__Short problem__: Output the records. Match them exactly.

__Stored data__:
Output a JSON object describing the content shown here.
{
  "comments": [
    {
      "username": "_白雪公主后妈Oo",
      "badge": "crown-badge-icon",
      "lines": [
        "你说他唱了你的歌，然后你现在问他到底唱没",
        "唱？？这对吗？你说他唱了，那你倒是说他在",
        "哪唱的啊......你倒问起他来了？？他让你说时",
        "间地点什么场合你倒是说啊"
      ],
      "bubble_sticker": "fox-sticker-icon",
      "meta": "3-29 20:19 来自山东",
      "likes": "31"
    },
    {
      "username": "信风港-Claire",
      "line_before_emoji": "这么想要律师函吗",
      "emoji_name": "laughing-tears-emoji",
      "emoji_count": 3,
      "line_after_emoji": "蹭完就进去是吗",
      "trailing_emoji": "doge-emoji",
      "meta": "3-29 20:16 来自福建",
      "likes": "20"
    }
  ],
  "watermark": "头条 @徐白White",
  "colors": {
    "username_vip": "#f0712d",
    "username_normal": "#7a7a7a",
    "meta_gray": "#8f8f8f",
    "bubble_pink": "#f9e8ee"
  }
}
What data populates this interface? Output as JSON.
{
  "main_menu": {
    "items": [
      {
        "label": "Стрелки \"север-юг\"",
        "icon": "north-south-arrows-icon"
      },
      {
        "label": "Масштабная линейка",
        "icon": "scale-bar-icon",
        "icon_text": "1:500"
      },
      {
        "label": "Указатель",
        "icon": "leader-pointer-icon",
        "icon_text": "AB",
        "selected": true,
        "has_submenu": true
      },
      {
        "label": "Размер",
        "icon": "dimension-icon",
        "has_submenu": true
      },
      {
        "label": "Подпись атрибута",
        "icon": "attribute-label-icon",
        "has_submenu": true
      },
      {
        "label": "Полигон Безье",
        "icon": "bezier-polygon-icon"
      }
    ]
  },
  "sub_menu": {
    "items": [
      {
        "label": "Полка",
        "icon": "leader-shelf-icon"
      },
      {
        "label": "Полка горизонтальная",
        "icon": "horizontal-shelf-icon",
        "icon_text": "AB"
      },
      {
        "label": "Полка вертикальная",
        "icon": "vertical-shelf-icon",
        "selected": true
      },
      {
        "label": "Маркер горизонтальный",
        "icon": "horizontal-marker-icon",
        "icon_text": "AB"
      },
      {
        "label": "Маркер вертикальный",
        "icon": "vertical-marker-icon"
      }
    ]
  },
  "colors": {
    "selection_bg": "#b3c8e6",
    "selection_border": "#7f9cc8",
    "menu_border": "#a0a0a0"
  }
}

__Solved problem__:
Output a JSON object describing the content shown here.
{
  "comments": [
    {
      "username": "_白雪公主后妈Oo",
      "badge": "crown-badge-icon",
      "lines": [
        "你说他唱了你的歌，然后你现在问他到底唱没",
        "唱？？这对吗？你说他唱了，那你倒是说他在",
        "哪唱的啊......你倒问起他来了？？他让你说时",
        "间地点什么场合你倒是说啊"
      ],
      "bubble_sticker": "fox-sticker-icon",
      "meta": "3-29 20:19 来自山东",
      "likes": "31"
    },
    {
      "username": "信风港-Claire",
      "line_before_emoji": "这么想要律师函吗",
      "emoji_name": "laughing-tears-emoji",
      "emoji_count": 3,
      "line_after_emoji": "蹭完就进去是吗",
      "trailing_emoji": "doge-emoji",
      "meta": "3-29 20:16 来自福建",
      "likes": "20"
    }
  ],
  "watermark": "头条 @徐白White",
  "colors": {
    "username_vip": "#f0712d",
    "username_normal": "#7a7a7a",
    "meta_gray": "#8f8f8f",
    "bubble_pink": "#f9e8ee"
  }
}
What data populates this interface? Output as JSON.
{
  "main_menu": {
    "items": [
      {
        "label": "Стрелки \"север-юг\"",
        "icon": "north-south-arrows-icon"
      },
      {
        "label": "Масштабная линейка",
        "icon": "scale-bar-icon",
        "icon_text": "1:500"
      },
      {
        "label": "Указатель",
        "icon": "leader-pointer-icon",
        "icon_text": "AB",
        "selected": true,
        "has_submenu": true
      },
      {
        "label": "Размер",
        "icon": "dimension-icon",
        "has_submenu": true
      },
      {
        "label": "Подпись атрибута",
        "icon": "attribute-label-icon",
        "has_submenu": true
      },
      {
        "label": "Полигон Безье",
        "icon": "bezier-polygon-icon"
      }
    ]
  },
  "sub_menu": {
    "items": [
      {
        "label": "Полка",
        "icon": "leader-shelf-icon"
      },
      {
        "label": "Полка горизонтальная",
        "icon": "horizontal-shelf-icon",
        "icon_text": "AB"
      },
      {
        "label": "Полка вертикальная",
        "icon": "vertical-shelf-icon",
        "selected": true
      },
      {
        "label": "Маркер горизонтальный",
        "icon": "horizontal-marker-icon",
        "icon_text": "AB"
      },
      {
        "label": "Маркер вертикальный",
        "icon": "vertical-marker-icon"
      }
    ]
  },
  "colors": {
    "selection_bg": "#b3c8e6",
    "selection_border": "#7f9cc8",
    "menu_border": "#a0a0a0"
  }
}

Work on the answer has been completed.